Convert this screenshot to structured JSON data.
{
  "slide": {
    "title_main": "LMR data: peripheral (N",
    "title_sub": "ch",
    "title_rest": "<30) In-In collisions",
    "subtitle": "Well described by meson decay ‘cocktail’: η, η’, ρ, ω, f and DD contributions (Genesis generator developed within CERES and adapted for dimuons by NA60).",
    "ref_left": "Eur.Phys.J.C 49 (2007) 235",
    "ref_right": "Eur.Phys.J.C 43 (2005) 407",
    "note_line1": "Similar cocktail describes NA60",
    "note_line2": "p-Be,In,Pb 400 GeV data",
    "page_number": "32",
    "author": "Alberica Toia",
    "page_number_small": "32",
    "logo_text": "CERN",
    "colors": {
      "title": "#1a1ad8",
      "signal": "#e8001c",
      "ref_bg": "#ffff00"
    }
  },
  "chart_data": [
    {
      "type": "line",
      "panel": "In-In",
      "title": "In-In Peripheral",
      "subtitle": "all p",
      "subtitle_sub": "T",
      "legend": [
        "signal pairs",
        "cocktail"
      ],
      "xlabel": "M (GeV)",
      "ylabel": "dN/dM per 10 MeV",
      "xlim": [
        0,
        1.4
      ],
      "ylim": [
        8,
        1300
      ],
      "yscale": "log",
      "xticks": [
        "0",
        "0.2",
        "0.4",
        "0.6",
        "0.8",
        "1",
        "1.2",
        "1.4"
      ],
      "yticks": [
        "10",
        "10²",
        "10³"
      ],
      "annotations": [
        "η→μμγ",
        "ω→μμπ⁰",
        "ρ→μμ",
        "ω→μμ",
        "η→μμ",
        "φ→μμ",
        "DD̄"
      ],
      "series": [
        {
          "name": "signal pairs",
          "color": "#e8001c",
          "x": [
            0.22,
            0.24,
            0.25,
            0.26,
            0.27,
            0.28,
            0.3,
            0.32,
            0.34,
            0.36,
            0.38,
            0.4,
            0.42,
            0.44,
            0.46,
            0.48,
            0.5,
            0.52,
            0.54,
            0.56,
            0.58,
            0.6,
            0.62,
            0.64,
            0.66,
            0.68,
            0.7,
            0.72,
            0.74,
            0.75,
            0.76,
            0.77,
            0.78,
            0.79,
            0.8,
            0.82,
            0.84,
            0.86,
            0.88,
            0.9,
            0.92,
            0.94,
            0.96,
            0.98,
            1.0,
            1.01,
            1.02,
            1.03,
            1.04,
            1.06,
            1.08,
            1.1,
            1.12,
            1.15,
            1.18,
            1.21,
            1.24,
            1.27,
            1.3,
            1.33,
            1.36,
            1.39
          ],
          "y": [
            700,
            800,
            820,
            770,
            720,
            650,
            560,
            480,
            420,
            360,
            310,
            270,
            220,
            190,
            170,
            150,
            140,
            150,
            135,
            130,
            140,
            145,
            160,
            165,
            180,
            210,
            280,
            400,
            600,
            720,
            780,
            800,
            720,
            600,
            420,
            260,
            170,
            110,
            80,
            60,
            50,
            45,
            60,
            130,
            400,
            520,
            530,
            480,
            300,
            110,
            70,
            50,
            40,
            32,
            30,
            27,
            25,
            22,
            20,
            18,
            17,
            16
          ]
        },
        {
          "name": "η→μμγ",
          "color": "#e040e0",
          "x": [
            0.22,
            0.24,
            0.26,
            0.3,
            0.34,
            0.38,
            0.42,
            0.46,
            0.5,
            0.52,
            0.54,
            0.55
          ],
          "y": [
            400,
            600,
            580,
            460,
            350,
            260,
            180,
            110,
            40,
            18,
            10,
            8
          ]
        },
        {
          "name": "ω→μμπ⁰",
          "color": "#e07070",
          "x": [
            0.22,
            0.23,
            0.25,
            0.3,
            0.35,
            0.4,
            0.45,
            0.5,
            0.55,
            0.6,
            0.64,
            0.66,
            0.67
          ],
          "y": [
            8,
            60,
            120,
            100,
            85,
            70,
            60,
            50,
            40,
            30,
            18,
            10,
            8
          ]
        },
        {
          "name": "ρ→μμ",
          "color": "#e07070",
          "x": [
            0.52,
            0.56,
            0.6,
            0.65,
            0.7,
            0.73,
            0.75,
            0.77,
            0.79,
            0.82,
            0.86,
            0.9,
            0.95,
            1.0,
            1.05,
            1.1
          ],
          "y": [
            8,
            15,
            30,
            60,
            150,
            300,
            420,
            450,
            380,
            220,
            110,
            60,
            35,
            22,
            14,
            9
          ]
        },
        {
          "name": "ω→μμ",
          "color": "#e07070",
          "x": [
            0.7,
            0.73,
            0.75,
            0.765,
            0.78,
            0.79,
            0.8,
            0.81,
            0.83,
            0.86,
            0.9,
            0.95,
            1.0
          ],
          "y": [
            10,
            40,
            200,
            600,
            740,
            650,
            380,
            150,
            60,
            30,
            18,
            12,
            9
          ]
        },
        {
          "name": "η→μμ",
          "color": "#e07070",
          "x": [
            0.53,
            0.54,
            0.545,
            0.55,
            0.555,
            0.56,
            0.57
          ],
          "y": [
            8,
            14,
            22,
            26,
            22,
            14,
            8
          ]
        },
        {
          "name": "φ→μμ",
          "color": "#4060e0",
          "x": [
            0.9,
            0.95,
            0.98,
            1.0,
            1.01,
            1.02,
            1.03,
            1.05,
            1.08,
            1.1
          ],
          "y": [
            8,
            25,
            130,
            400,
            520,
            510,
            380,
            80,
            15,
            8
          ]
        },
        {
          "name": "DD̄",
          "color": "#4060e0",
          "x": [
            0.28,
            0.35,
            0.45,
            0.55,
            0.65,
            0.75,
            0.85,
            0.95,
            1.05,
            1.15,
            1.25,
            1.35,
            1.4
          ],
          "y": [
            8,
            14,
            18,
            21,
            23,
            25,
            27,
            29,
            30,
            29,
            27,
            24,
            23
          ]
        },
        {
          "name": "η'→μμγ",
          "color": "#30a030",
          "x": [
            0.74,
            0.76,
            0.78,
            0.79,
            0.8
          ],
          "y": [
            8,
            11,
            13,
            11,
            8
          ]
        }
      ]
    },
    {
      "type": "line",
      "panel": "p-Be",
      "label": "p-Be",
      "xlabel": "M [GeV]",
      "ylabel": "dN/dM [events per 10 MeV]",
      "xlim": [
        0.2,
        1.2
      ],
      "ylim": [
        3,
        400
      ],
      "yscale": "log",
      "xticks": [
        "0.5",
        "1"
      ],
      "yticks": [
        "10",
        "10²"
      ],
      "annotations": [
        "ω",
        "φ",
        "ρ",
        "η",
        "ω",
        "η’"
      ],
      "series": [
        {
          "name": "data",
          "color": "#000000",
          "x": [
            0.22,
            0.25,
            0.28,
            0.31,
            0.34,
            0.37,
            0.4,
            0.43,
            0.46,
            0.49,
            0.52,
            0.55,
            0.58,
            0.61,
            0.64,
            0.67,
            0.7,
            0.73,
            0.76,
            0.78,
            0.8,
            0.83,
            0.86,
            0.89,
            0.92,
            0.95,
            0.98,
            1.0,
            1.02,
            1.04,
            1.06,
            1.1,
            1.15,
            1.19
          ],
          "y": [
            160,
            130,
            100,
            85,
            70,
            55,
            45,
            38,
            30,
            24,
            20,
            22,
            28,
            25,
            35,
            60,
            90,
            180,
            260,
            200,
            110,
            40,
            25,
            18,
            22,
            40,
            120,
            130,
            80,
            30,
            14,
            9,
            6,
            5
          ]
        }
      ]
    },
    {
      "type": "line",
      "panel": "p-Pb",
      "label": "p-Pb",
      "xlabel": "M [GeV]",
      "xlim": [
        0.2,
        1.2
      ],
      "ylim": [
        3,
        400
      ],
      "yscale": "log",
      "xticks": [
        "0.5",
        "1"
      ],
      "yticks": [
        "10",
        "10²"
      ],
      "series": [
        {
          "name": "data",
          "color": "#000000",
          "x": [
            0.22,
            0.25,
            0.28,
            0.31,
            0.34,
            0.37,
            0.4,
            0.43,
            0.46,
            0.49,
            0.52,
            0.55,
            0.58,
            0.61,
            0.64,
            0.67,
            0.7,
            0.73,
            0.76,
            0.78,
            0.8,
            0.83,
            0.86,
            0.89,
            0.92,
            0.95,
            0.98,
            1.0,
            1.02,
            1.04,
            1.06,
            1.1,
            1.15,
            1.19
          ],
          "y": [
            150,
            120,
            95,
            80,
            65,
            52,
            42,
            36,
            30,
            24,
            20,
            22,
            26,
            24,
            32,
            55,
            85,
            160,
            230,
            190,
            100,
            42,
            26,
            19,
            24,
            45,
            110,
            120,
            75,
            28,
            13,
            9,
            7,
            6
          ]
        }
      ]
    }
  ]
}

▬▬▬▬▬▬

* [EXERCISE]:
Work out how many lines in the records contain the word "cocktail", and give that number by itself.

* [RESPONSE]:
3